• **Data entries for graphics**
═══

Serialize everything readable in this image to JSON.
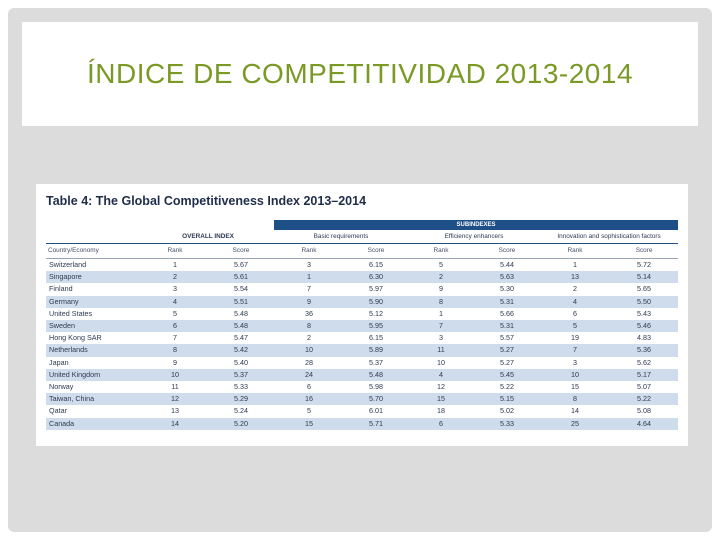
{
  "slide": {
    "title": "ÍNDICE DE COMPETITIVIDAD 2013-2014"
  },
  "table": {
    "caption": "Table 4: The Global Competitiveness Index 2013–2014",
    "subindexes_label": "SUBINDEXES",
    "groups": {
      "overall": "OVERALL INDEX",
      "basic": "Basic requirements",
      "efficiency": "Efficiency enhancers",
      "innovation": "Innovation and sophistication factors"
    },
    "columns": {
      "economy": "Country/Economy",
      "rank": "Rank",
      "score": "Score"
    },
    "rows": [
      {
        "country": "Switzerland",
        "o_rank": "1",
        "o_score": "5.67",
        "b_rank": "3",
        "b_score": "6.15",
        "e_rank": "5",
        "e_score": "5.44",
        "i_rank": "1",
        "i_score": "5.72"
      },
      {
        "country": "Singapore",
        "o_rank": "2",
        "o_score": "5.61",
        "b_rank": "1",
        "b_score": "6.30",
        "e_rank": "2",
        "e_score": "5.63",
        "i_rank": "13",
        "i_score": "5.14"
      },
      {
        "country": "Finland",
        "o_rank": "3",
        "o_score": "5.54",
        "b_rank": "7",
        "b_score": "5.97",
        "e_rank": "9",
        "e_score": "5.30",
        "i_rank": "2",
        "i_score": "5.65"
      },
      {
        "country": "Germany",
        "o_rank": "4",
        "o_score": "5.51",
        "b_rank": "9",
        "b_score": "5.90",
        "e_rank": "8",
        "e_score": "5.31",
        "i_rank": "4",
        "i_score": "5.50"
      },
      {
        "country": "United States",
        "o_rank": "5",
        "o_score": "5.48",
        "b_rank": "36",
        "b_score": "5.12",
        "e_rank": "1",
        "e_score": "5.66",
        "i_rank": "6",
        "i_score": "5.43"
      },
      {
        "country": "Sweden",
        "o_rank": "6",
        "o_score": "5.48",
        "b_rank": "8",
        "b_score": "5.95",
        "e_rank": "7",
        "e_score": "5.31",
        "i_rank": "5",
        "i_score": "5.46"
      },
      {
        "country": "Hong Kong SAR",
        "o_rank": "7",
        "o_score": "5.47",
        "b_rank": "2",
        "b_score": "6.15",
        "e_rank": "3",
        "e_score": "5.57",
        "i_rank": "19",
        "i_score": "4.83"
      },
      {
        "country": "Netherlands",
        "o_rank": "8",
        "o_score": "5.42",
        "b_rank": "10",
        "b_score": "5.89",
        "e_rank": "11",
        "e_score": "5.27",
        "i_rank": "7",
        "i_score": "5.36"
      },
      {
        "country": "Japan",
        "o_rank": "9",
        "o_score": "5.40",
        "b_rank": "28",
        "b_score": "5.37",
        "e_rank": "10",
        "e_score": "5.27",
        "i_rank": "3",
        "i_score": "5.62"
      },
      {
        "country": "United Kingdom",
        "o_rank": "10",
        "o_score": "5.37",
        "b_rank": "24",
        "b_score": "5.48",
        "e_rank": "4",
        "e_score": "5.45",
        "i_rank": "10",
        "i_score": "5.17"
      },
      {
        "country": "Norway",
        "o_rank": "11",
        "o_score": "5.33",
        "b_rank": "6",
        "b_score": "5.98",
        "e_rank": "12",
        "e_score": "5.22",
        "i_rank": "15",
        "i_score": "5.07"
      },
      {
        "country": "Taiwan, China",
        "o_rank": "12",
        "o_score": "5.29",
        "b_rank": "16",
        "b_score": "5.70",
        "e_rank": "15",
        "e_score": "5.15",
        "i_rank": "8",
        "i_score": "5.22"
      },
      {
        "country": "Qatar",
        "o_rank": "13",
        "o_score": "5.24",
        "b_rank": "5",
        "b_score": "6.01",
        "e_rank": "18",
        "e_score": "5.02",
        "i_rank": "14",
        "i_score": "5.08"
      },
      {
        "country": "Canada",
        "o_rank": "14",
        "o_score": "5.20",
        "b_rank": "15",
        "b_score": "5.71",
        "e_rank": "6",
        "e_score": "5.33",
        "i_rank": "25",
        "i_score": "4.64"
      }
    ]
  },
  "colors": {
    "title": "#7a9a25",
    "header_bar": "#1e4f86",
    "row_shade": "#cfdcec"
  }
}
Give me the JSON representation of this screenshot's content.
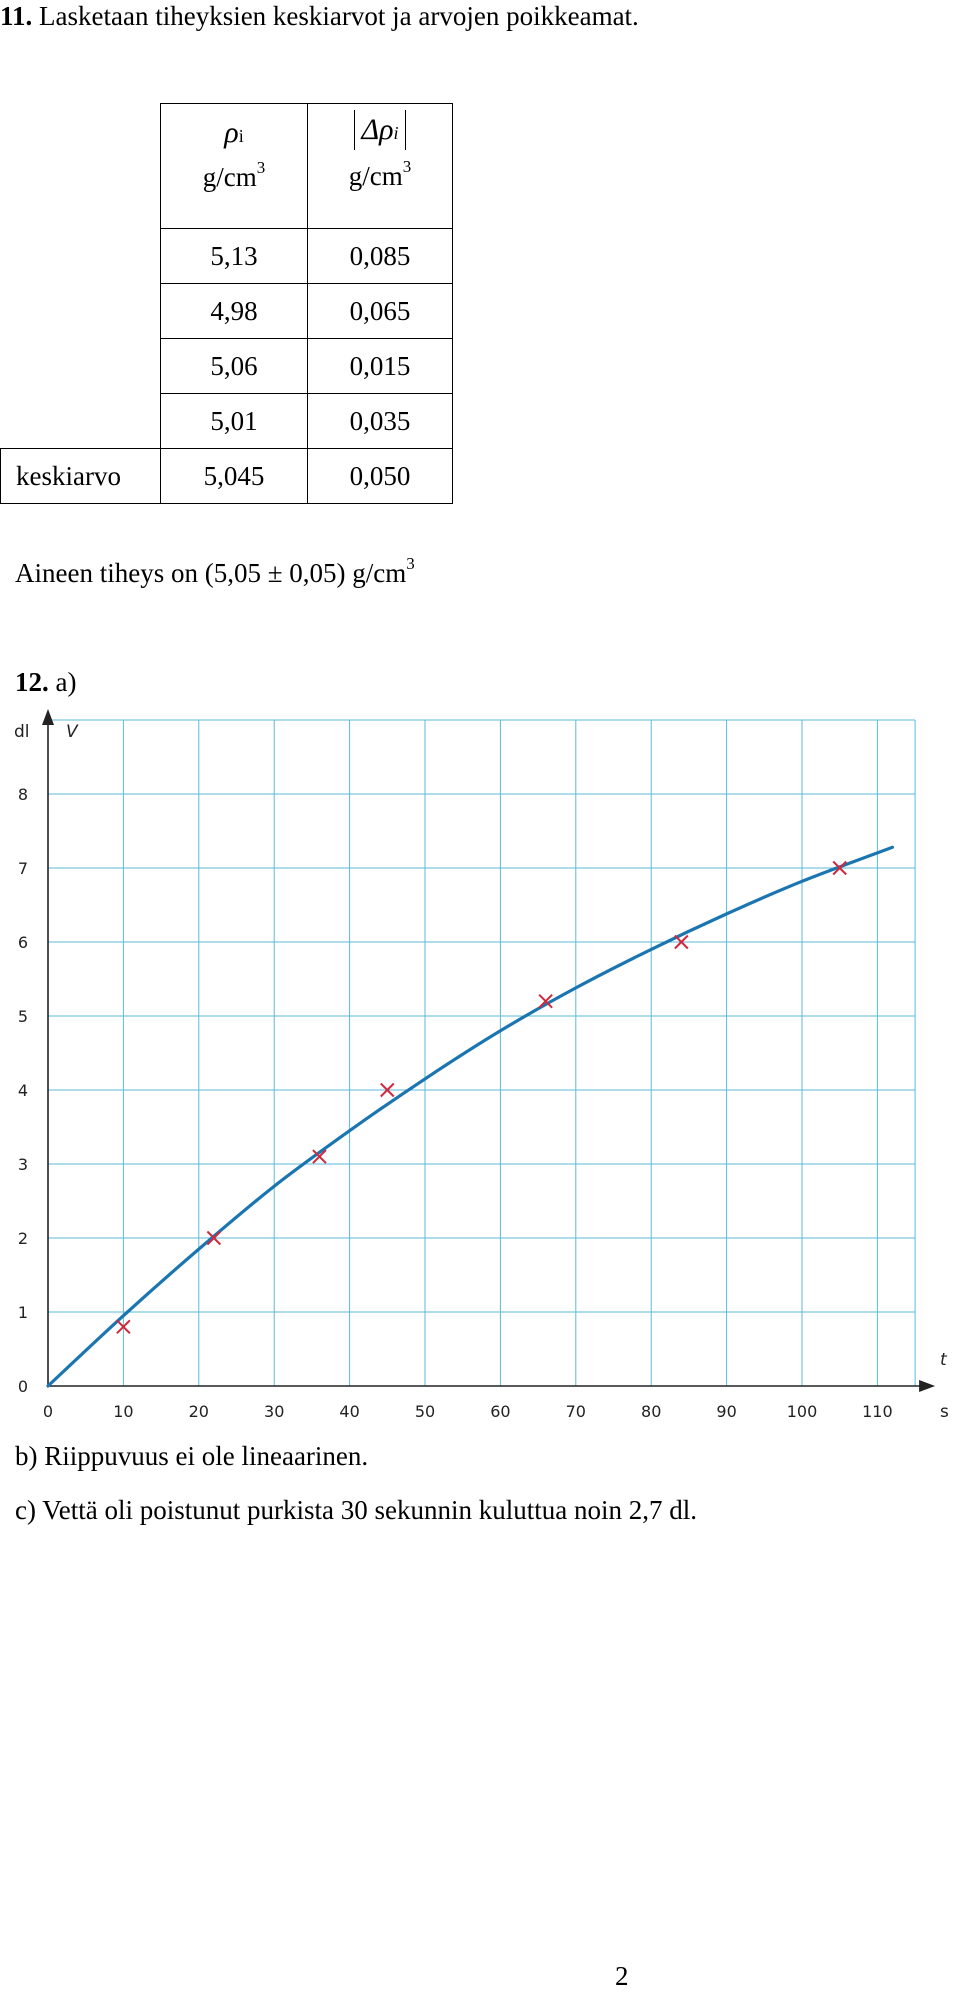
{
  "problem11": {
    "number": "11.",
    "text": "Lasketaan tiheyksien keskiarvot ja arvojen poikkeamat.",
    "table": {
      "col1_symbol": "ρ",
      "col1_subscript": "i",
      "col1_unit": "g/cm",
      "col2_symbol": "Δρ",
      "col2_subscript": "i",
      "col2_unit": "g/cm",
      "unit_exponent": "3",
      "rows": [
        {
          "label": "",
          "rho": "5,13",
          "delta": "0,085"
        },
        {
          "label": "",
          "rho": "4,98",
          "delta": "0,065"
        },
        {
          "label": "",
          "rho": "5,06",
          "delta": "0,015"
        },
        {
          "label": "",
          "rho": "5,01",
          "delta": "0,035"
        },
        {
          "label": "keskiarvo",
          "rho": "5,045",
          "delta": "0,050"
        }
      ]
    },
    "result_text": "Aineen tiheys on (5,05 ± 0,05) g/cm",
    "result_exponent": "3"
  },
  "problem12": {
    "number": "12.",
    "part_a": "a)",
    "part_b": "b) Riippuvuus ei ole lineaarinen.",
    "part_c": "c) Vettä oli poistunut purkista 30 sekunnin kuluttua noin 2,7 dl."
  },
  "chart_data": {
    "type": "scatter",
    "xlabel": "t",
    "xunit": "s",
    "ylabel": "V",
    "yunit": "dl",
    "xlim": [
      0,
      115
    ],
    "ylim": [
      0,
      8.5
    ],
    "x_ticks": [
      "0",
      "10",
      "20",
      "30",
      "40",
      "50",
      "60",
      "70",
      "80",
      "90",
      "100",
      "110"
    ],
    "y_ticks": [
      "0",
      "1",
      "2",
      "3",
      "4",
      "5",
      "6",
      "7",
      "8"
    ],
    "grid": true,
    "point_color": "#d0283c",
    "curve_color": "#1a75b0",
    "grid_color": "#5bbad8",
    "points": [
      {
        "x": 10,
        "y": 0.8
      },
      {
        "x": 22,
        "y": 2.0
      },
      {
        "x": 36,
        "y": 3.1
      },
      {
        "x": 45,
        "y": 4.0
      },
      {
        "x": 66,
        "y": 5.2
      },
      {
        "x": 84,
        "y": 6.0
      },
      {
        "x": 105,
        "y": 7.0
      }
    ],
    "fit_curve": [
      {
        "x": 0,
        "y": 0
      },
      {
        "x": 10,
        "y": 0.95
      },
      {
        "x": 20,
        "y": 1.85
      },
      {
        "x": 30,
        "y": 2.7
      },
      {
        "x": 40,
        "y": 3.45
      },
      {
        "x": 50,
        "y": 4.15
      },
      {
        "x": 60,
        "y": 4.8
      },
      {
        "x": 70,
        "y": 5.38
      },
      {
        "x": 80,
        "y": 5.9
      },
      {
        "x": 90,
        "y": 6.38
      },
      {
        "x": 100,
        "y": 6.82
      },
      {
        "x": 112,
        "y": 7.28
      }
    ]
  },
  "page_number": "2"
}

═══

• **What the task asks**
Extract every line above containing the word "title".

• **Task solution**
    "title": "ÍNDICE DE COMPETITIVIDAD 2013-2014"
    "title": "#7a9a25",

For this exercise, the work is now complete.